<<<<

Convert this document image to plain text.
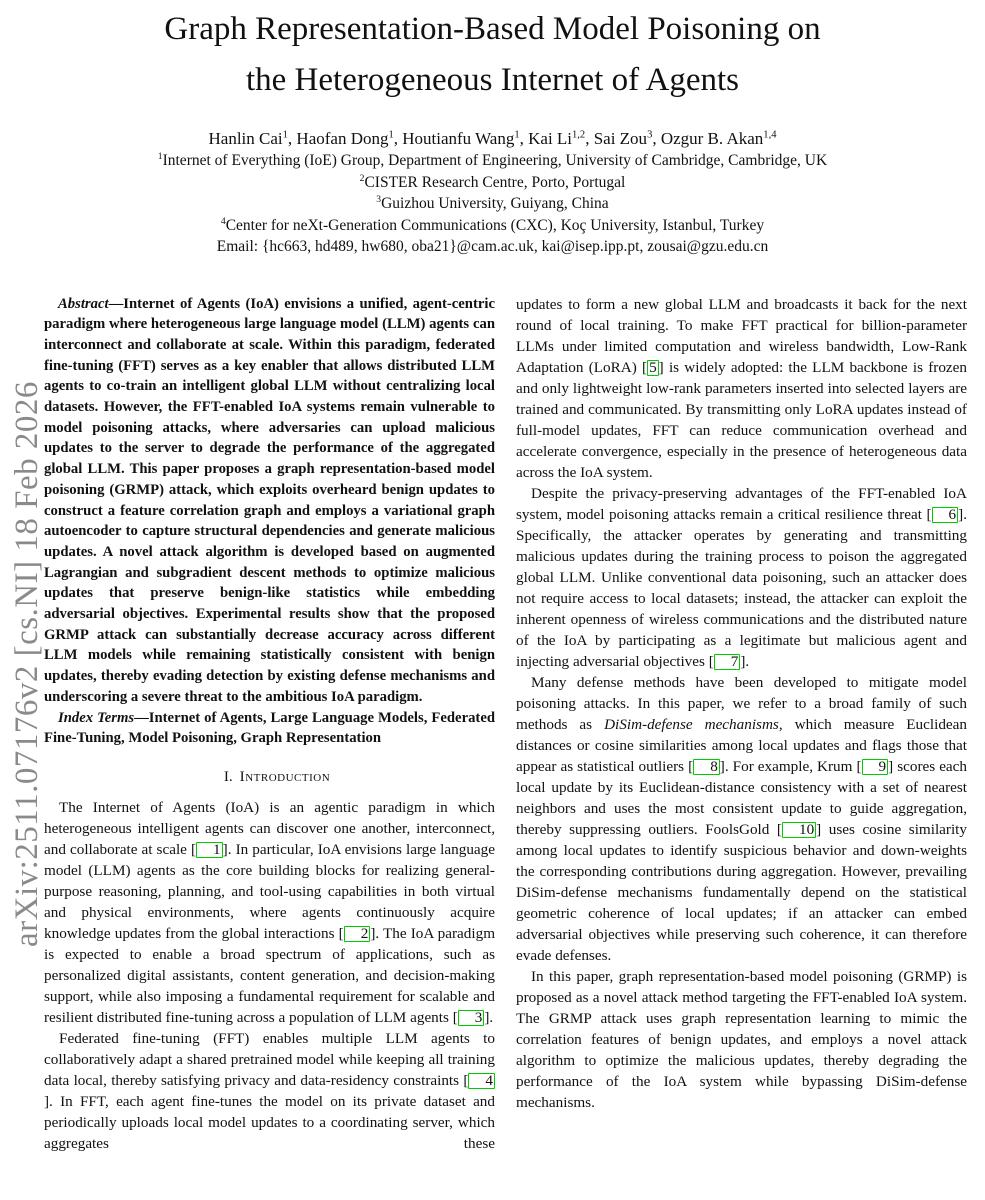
arXiv:2511.07176v2 [cs.NI] 18 Feb 2026
Graph Representation-Based Model Poisoning on
the Heterogeneous Internet of Agents
Hanlin Cai$^1$, Haofan Dong$^1$, Houtianfu Wang$^1$, Kai Li$^{1,2}$, Sai Zou$^3$, Ozgur B. Akan$^{1,4}$
$^1$Internet of Everything (IoE) Group, Department of Engineering, University of Cambridge, Cambridge, UK
$^2$CISTER Research Centre, Porto, Portugal
$^3$Guizhou University, Guiyang, China
$^4$Center for neXt-Generation Communications (CXC), Koç University, Istanbul, Turkey
Email: {hc663, hd489, hw680, oba21}@cam.ac.uk, kai@isep.ipp.pt, zousai@gzu.edu.cn

Abstract—Internet of Agents (IoA) envisions a unified, agent-centric paradigm where heterogeneous large language model (LLM) agents can interconnect and collaborate at scale. Within this paradigm, federated fine-tuning (FFT) serves as a key enabler that allows distributed LLM agents to co-train an intelligent global LLM without centralizing local datasets. However, the FFT-enabled IoA systems remain vulnerable to model poisoning attacks, where adversaries can upload malicious updates to the server to degrade the performance of the aggregated global LLM. This paper proposes a graph representation-based model poisoning (GRMP) attack, which exploits overheard benign updates to construct a feature correlation graph and employs a variational graph autoencoder to capture structural dependencies and generate malicious updates. A novel attack algorithm is developed based on augmented Lagrangian and subgradient descent methods to optimize malicious updates that preserve benign-like statistics while embedding adversarial objectives. Experimental results show that the proposed GRMP attack can substantially decrease accuracy across different LLM models while remaining statistically consistent with benign updates, thereby evading detection by existing defense mechanisms and underscoring a severe threat to the ambitious IoA paradigm.

Index Terms—Internet of Agents, Large Language Models, Federated Fine-Tuning, Model Poisoning, Graph Representation

I. Introduction

The Internet of Agents (IoA) is an agentic paradigm in which heterogeneous intelligent agents can discover one another, interconnect, and collaborate at scale [ 1 ]. In particular, IoA envisions large language model (LLM) agents as the core building blocks for realizing general-purpose reasoning, planning, and tool-using capabilities in both virtual and physical environments, where agents continuously acquire knowledge updates from the global interactions [ 2 ]. The IoA paradigm is expected to enable a broad spectrum of applications, such as personalized digital assistants, content generation, and decision-making support, while also imposing a fundamental requirement for scalable and resilient distributed fine-tuning across a population of LLM agents [ 3 ].

Federated fine-tuning (FFT) enables multiple LLM agents to collaboratively adapt a shared pretrained model while keeping all training data local, thereby satisfying privacy and data-residency constraints [ 4]. In FFT, each agent fine-tunes the model on its private dataset and periodically uploads local model updates to a coordinating server, which aggregates these

updates to form a new global LLM and broadcasts it back for the next round of local training. To make FFT practical for billion-parameter LLMs under limited computation and wireless bandwidth, Low-Rank Adaptation (LoRA) [ 5 ] is widely adopted: the LLM backbone is frozen and only lightweight low-rank parameters inserted into selected layers are trained and communicated. By transmitting only LoRA updates instead of full-model updates, FFT can reduce communication overhead and accelerate convergence, especially in the presence of heterogeneous data across the IoA system.

Despite the privacy-preserving advantages of the FFT-enabled IoA system, model poisoning attacks remain a critical resilience threat [ 6 ]. Specifically, the attacker operates by generating and transmitting malicious updates during the training process to poison the aggregated global LLM. Unlike conventional data poisoning, such an attacker does not require access to local datasets; instead, the attacker can exploit the inherent openness of wireless communications and the distributed nature of the IoA by participating as a legitimate but malicious agent and injecting adversarial objectives [ 7 ].

Many defense methods have been developed to mitigate model poisoning attacks. In this paper, we refer to a broad family of such methods as DiSim-defense mechanisms, which measure Euclidean distances or cosine similarities among local updates and flags those that appear as statistical outliers [ 8 ]. For example, Krum [ 9 ] scores each local update by its Euclidean-distance consistency with a set of nearest neighbors and uses the most consistent update to guide aggregation, thereby suppressing outliers. FoolsGold [ 10 ] uses cosine similarity among local updates to identify suspicious behavior and down-weights the corresponding contributions during aggregation. However, prevailing DiSim-defense mechanisms fundamentally depend on the statistical geometric coherence of local updates; if an attacker can embed adversarial objectives while preserving such coherence, it can therefore evade defenses.

In this paper, graph representation-based model poisoning (GRMP) is proposed as a novel attack method targeting the FFT-enabled IoA system. The GRMP attack uses graph representation learning to mimic the correlation features of benign updates, and employs a novel attack algorithm to optimize the malicious updates, thereby degrading the performance of the IoA system while bypassing DiSim-defense mechanisms.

>>>>

• [Your objective]:
Of the lines in the material, how many contain the word "wireless"? Reply with the number and nothing else.

• [Completed task]:
2